» **Matériel fourni**
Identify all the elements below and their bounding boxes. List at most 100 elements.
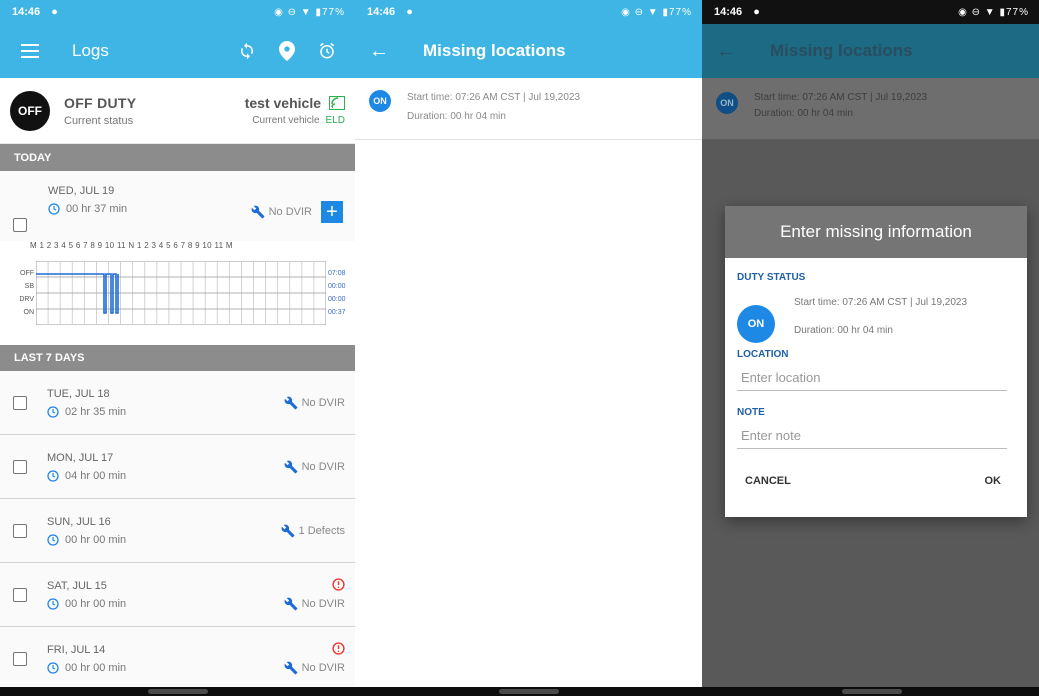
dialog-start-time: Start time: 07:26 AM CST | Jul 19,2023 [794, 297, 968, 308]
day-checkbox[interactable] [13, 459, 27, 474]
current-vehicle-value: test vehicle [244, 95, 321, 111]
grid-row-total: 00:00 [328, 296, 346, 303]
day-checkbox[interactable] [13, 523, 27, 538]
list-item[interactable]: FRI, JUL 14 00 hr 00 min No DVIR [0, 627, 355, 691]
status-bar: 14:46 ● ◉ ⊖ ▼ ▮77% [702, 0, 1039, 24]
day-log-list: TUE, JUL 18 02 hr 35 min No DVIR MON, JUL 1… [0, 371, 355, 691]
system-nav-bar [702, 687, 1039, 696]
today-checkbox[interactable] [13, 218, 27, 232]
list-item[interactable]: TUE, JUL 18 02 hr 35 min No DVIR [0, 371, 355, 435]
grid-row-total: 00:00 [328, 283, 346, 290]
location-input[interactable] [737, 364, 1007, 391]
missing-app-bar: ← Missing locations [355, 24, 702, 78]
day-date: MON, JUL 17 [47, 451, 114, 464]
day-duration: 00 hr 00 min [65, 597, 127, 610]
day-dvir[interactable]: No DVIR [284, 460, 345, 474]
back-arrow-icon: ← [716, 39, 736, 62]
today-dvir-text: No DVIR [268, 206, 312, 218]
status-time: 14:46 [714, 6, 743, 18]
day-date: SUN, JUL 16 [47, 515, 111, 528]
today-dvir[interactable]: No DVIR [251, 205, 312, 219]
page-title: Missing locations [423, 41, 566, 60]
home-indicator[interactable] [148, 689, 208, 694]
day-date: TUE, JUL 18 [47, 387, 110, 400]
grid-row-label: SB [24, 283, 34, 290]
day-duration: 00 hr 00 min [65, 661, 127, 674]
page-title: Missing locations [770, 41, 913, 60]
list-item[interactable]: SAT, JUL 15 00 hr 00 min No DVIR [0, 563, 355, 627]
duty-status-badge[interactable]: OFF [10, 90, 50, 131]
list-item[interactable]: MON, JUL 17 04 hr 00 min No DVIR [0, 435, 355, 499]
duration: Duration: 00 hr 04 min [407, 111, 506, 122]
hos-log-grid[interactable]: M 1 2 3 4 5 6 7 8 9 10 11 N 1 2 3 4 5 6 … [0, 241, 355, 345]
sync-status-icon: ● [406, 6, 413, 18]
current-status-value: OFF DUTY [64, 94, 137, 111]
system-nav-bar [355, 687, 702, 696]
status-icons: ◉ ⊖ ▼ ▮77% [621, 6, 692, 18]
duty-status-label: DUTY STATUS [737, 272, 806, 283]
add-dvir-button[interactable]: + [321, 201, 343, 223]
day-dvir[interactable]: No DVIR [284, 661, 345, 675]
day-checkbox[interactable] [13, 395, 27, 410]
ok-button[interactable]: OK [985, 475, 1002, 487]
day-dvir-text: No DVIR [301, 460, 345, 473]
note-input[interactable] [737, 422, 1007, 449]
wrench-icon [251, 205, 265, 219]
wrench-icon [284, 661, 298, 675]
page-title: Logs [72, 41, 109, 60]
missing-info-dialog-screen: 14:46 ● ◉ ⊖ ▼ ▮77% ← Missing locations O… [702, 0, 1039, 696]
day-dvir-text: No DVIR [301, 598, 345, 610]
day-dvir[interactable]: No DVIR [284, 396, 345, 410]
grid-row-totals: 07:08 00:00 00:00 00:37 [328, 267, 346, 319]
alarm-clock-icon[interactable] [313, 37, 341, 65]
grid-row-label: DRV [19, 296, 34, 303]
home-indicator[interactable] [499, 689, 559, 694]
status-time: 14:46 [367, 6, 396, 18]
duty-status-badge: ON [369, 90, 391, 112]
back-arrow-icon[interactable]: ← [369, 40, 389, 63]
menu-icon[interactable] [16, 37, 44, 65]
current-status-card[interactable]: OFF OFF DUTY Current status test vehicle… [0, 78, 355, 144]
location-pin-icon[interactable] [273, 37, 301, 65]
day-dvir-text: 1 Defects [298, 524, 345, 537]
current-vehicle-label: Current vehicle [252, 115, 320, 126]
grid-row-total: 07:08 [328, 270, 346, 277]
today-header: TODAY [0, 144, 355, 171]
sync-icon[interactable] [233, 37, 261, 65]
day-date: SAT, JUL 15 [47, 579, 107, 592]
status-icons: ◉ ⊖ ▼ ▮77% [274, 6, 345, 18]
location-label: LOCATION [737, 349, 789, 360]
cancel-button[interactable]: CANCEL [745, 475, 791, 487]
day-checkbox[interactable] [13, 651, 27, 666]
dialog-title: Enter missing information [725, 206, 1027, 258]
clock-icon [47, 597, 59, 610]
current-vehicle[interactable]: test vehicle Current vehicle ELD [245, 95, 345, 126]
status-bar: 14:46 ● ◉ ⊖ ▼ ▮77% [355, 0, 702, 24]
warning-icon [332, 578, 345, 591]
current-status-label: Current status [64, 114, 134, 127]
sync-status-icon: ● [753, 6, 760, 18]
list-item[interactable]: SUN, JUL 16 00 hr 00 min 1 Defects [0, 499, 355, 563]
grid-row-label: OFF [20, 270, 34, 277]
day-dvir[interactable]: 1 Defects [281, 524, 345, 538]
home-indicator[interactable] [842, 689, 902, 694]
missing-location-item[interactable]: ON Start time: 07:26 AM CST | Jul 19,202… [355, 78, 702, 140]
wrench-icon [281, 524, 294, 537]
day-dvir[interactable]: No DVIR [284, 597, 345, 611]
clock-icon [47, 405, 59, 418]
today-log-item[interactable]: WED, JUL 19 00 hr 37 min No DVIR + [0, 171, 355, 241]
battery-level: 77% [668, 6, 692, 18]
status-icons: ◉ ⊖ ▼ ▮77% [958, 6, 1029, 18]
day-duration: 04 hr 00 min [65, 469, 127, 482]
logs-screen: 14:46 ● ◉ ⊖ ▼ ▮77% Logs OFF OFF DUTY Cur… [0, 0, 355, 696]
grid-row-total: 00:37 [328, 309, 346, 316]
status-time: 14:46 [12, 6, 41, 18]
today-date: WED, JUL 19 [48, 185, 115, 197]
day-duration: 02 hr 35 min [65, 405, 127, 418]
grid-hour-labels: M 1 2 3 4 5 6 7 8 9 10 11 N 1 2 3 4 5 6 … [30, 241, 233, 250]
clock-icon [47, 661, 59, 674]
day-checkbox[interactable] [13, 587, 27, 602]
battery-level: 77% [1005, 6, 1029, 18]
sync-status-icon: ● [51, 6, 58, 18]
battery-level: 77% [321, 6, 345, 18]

» **Énoncé de la tâche**
Recopiez à l'identique toutes les lignes des enregistrements ci-dessus, sans reprendre les images.

» **Réponse attendue**
Identify all the elements below and their bounding boxes. List at most 100 elements.
dialog-start-time: Start time: 07:26 AM CST | Jul 19,2023 [794, 297, 968, 308]
day-checkbox[interactable] [13, 459, 27, 474]
current-vehicle-value: test vehicle [244, 95, 321, 111]
grid-row-total: 00:00 [328, 296, 346, 303]
day-checkbox[interactable] [13, 523, 27, 538]
list-item[interactable]: FRI, JUL 14 00 hr 00 min No DVIR [0, 627, 355, 691]
status-bar: 14:46 ● ◉ ⊖ ▼ ▮77% [702, 0, 1039, 24]
day-log-list: TUE, JUL 18 02 hr 35 min No DVIR MON, JUL 1… [0, 371, 355, 691]
system-nav-bar [702, 687, 1039, 696]
today-checkbox[interactable] [13, 218, 27, 232]
list-item[interactable]: TUE, JUL 18 02 hr 35 min No DVIR [0, 371, 355, 435]
grid-row-total: 00:00 [328, 283, 346, 290]
location-input[interactable] [737, 364, 1007, 391]
missing-app-bar: ← Missing locations [355, 24, 702, 78]
day-date: MON, JUL 17 [47, 451, 114, 464]
day-duration: 00 hr 00 min [65, 597, 127, 610]
day-dvir[interactable]: No DVIR [284, 460, 345, 474]
back-arrow-icon: ← [716, 39, 736, 62]
today-dvir-text: No DVIR [268, 206, 312, 218]
status-time: 14:46 [714, 6, 743, 18]
day-date: SUN, JUL 16 [47, 515, 111, 528]
today-dvir[interactable]: No DVIR [251, 205, 312, 219]
page-title: Missing locations [423, 41, 566, 60]
home-indicator[interactable] [148, 689, 208, 694]
day-date: TUE, JUL 18 [47, 387, 110, 400]
grid-row-label: SB [24, 283, 34, 290]
day-duration: 00 hr 00 min [65, 661, 127, 674]
page-title: Missing locations [770, 41, 913, 60]
list-item[interactable]: SAT, JUL 15 00 hr 00 min No DVIR [0, 563, 355, 627]
duty-status-badge[interactable]: OFF [10, 90, 50, 131]
list-item[interactable]: MON, JUL 17 04 hr 00 min No DVIR [0, 435, 355, 499]
duration: Duration: 00 hr 04 min [407, 111, 506, 122]
hos-log-grid[interactable]: M 1 2 3 4 5 6 7 8 9 10 11 N 1 2 3 4 5 6 … [0, 241, 355, 345]
sync-status-icon: ● [406, 6, 413, 18]
current-status-value: OFF DUTY [64, 94, 137, 111]
system-nav-bar [355, 687, 702, 696]
status-icons: ◉ ⊖ ▼ ▮77% [621, 6, 692, 18]
duty-status-label: DUTY STATUS [737, 272, 806, 283]
add-dvir-button[interactable]: + [321, 201, 343, 223]
day-dvir[interactable]: No DVIR [284, 661, 345, 675]
day-checkbox[interactable] [13, 395, 27, 410]
ok-button[interactable]: OK [985, 475, 1002, 487]
day-dvir-text: No DVIR [301, 460, 345, 473]
note-input[interactable] [737, 422, 1007, 449]
wrench-icon [251, 205, 265, 219]
wrench-icon [284, 661, 298, 675]
page-title: Logs [72, 41, 109, 60]
missing-info-dialog-screen: 14:46 ● ◉ ⊖ ▼ ▮77% ← Missing locations O… [702, 0, 1039, 696]
day-dvir-text: No DVIR [301, 598, 345, 610]
day-dvir[interactable]: No DVIR [284, 396, 345, 410]
grid-row-totals: 07:08 00:00 00:00 00:37 [328, 267, 346, 319]
alarm-clock-icon[interactable] [313, 37, 341, 65]
grid-row-label: DRV [19, 296, 34, 303]
home-indicator[interactable] [499, 689, 559, 694]
status-time: 14:46 [367, 6, 396, 18]
duty-status-badge: ON [369, 90, 391, 112]
back-arrow-icon[interactable]: ← [369, 40, 389, 63]
menu-icon[interactable] [16, 37, 44, 65]
current-status-card[interactable]: OFF OFF DUTY Current status test vehicle… [0, 78, 355, 144]
location-pin-icon[interactable] [273, 37, 301, 65]
day-dvir-text: 1 Defects [298, 524, 345, 537]
current-vehicle-label: Current vehicle [252, 115, 320, 126]
grid-row-total: 07:08 [328, 270, 346, 277]
today-header: TODAY [0, 144, 355, 171]
sync-icon[interactable] [233, 37, 261, 65]
day-date: SAT, JUL 15 [47, 579, 107, 592]
status-icons: ◉ ⊖ ▼ ▮77% [274, 6, 345, 18]
location-label: LOCATION [737, 349, 789, 360]
cancel-button[interactable]: CANCEL [745, 475, 791, 487]
day-checkbox[interactable] [13, 651, 27, 666]
dialog-title: Enter missing information [725, 206, 1027, 258]
clock-icon [47, 597, 59, 610]
current-vehicle[interactable]: test vehicle Current vehicle ELD [245, 95, 345, 126]
status-bar: 14:46 ● ◉ ⊖ ▼ ▮77% [355, 0, 702, 24]
warning-icon [332, 578, 345, 591]
current-status-label: Current status [64, 114, 134, 127]
sync-status-icon: ● [753, 6, 760, 18]
list-item[interactable]: SUN, JUL 16 00 hr 00 min 1 Defects [0, 499, 355, 563]
grid-row-label: OFF [20, 270, 34, 277]
day-dvir[interactable]: 1 Defects [281, 524, 345, 538]
home-indicator[interactable] [842, 689, 902, 694]
missing-location-item[interactable]: ON Start time: 07:26 AM CST | Jul 19,202… [355, 78, 702, 140]
wrench-icon [281, 524, 294, 537]
day-dvir[interactable]: No DVIR [284, 597, 345, 611]
clock-icon [47, 405, 59, 418]
today-log-item[interactable]: WED, JUL 19 00 hr 37 min No DVIR + [0, 171, 355, 241]
battery-level: 77% [668, 6, 692, 18]
status-icons: ◉ ⊖ ▼ ▮77% [958, 6, 1029, 18]
day-duration: 04 hr 00 min [65, 469, 127, 482]
logs-screen: 14:46 ● ◉ ⊖ ▼ ▮77% Logs OFF OFF DUTY Cur… [0, 0, 355, 696]
grid-row-total: 00:37 [328, 309, 346, 316]
status-time: 14:46 [12, 6, 41, 18]
today-date: WED, JUL 19 [48, 185, 115, 197]
day-duration: 02 hr 35 min [65, 405, 127, 418]
grid-hour-labels: M 1 2 3 4 5 6 7 8 9 10 11 N 1 2 3 4 5 6 … [30, 241, 233, 250]
clock-icon [47, 661, 59, 674]
day-checkbox[interactable] [13, 587, 27, 602]
battery-level: 77% [1005, 6, 1029, 18]
sync-status-icon: ● [51, 6, 58, 18]
battery-level: 77% [321, 6, 345, 18]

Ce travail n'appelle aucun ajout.